### [Required work]
1) Do these statements agree with the blog post on book titles? Answer each with yes or no and quote the deciding words.
(a) The blogger's Make Mine Mystery posts appear on the third Thursday of the month.
(b) The blogger's Novel Spaces posts began in May.
(c) Advice on titles discourages ones longer than four or five words.
2) Proceed with the blog post on book titles, beginning after its last sentence.

### [Source]
|---|
If you’ve dropped by my blog, then hello, I’m glad you did.

My last post here, an author interview with Beth Fine, ended on May 31st leaving me with some free space for a time, so I’ve copied a recent post I published on Make Mine Mystery’s blogspot.

I’m a regular on two blogs right now, Make Mine Mystery and Novel Spaces. You can find me on MMM on the third Thursday of any month. Novel Spaces is a new gig for me. I start in July and will have a post on the 17th of every month. I have followed both these blogs for years and I’m proud to have been accepted as a regular on both.

I’ve been a guest on many other blogs: Buried Under Books (cnc books), Writers Who Kill, Killer Nashville, BK Stevens’ First Two Pages along with a number of stops on other authors’ personal blogs. The only regular monthly blog visits I’ll be making are Make Mine Mystery and Novel Spaces, which is enough right now considering I’m actively working to finish my second book while continuing to work a full-time day job. I also have other needed promotion activities.

Writing takes time like anything else you do in hopes of being successful. Here’s what I copied from my June 16, 2016 post on Make Mine Mystery:


About Book Titles

by Linda Thorne

If you follow suggestions for writing book titles, you will be discouraged from writing long titles (more than four or five words). The reasoning, keep them short so they’re easy to remember and easy to post anywhere. I talk about the exception to this, the one-word title, in the next paragraph. After you hear the lecture on size of title, the suggestions go on to include giving your title twists, humor, gusto, anything to find a way to make it memorable and provocative.
|---|
### [Provided material]
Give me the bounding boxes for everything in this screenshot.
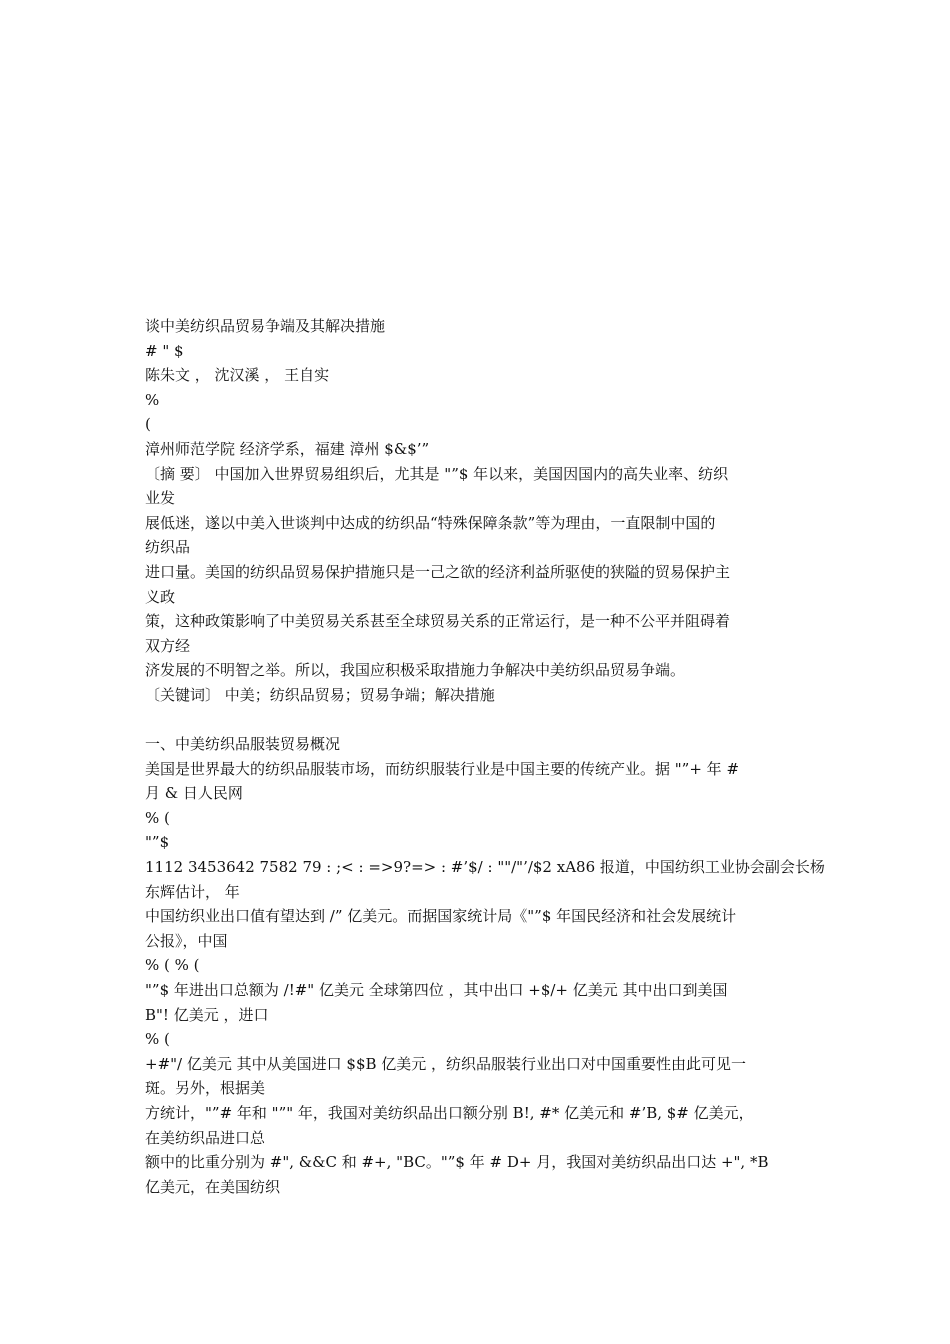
|---|
### [Results]
1)
(a) Yes: "You can find me on MMM on the third Thursday of any month."
(b) No: "I start in July and will have a post on the 17th of every month."
(c) Yes: "you will be discouraged from writing long titles (more than four or five words)."

2)
When considering short titles, one of the problems with the one-word title is the likelihood of it being duplicated by other people’s books. This is totally legal but many authors don’t want their books competing with a long list of the same title. Another problem is the difficulty of describing your book properly in a single word. Think about how much more defined a book title is when a second word is added. For example:

A couple of two-word titles in Marilyn Meredith’s Tempe Crabtree series are Raging Water and River Spirits. The words Raging and River are meaningless standing alone as would be Water or Spirits. The dual words need each other to make sense and give these titles “oomph.”

The same holds true of the debut novel by S.J. Francis, Shattered Lies. The two strong words, shattered and lies, would not mean much of anything if not coupled together. Either word as a single title would lose all its zest.

I could go on and on: Larry McMurtry’s Lonesome Dove, Ayn Rand’s Atlas Shrugged.

Now, having spoken on the negatives of titles too long and one-word titles, does any of this matter in the big scheme of things if you find that perfect title? Take a look at these exceptions to the popular advice:


John Berendt’s Midnight in the Garden and Good and Evil.
Fannie Flagg’s Fried Green Tomatoes at the Whistle Stop Café
Ken Kesey’s One Flew Over the Cuckoo’s Nest
Alan Brady’s The Sweetness at the Bottom of the Pie



I had the idea of writing a book long before I actually knew I’d really write one, so I was one of those people (annoying to some) who would occasionally tell others, “I’d like to write a book and I’d call it, The Termination of Jolene Cromwell. My lead character was a career human resources manager, so terminations were part of her job. This was the book in my head back then, in the years long before I started writing. The title is so, so, and rather plain. No oomph, no action, no underlying statement.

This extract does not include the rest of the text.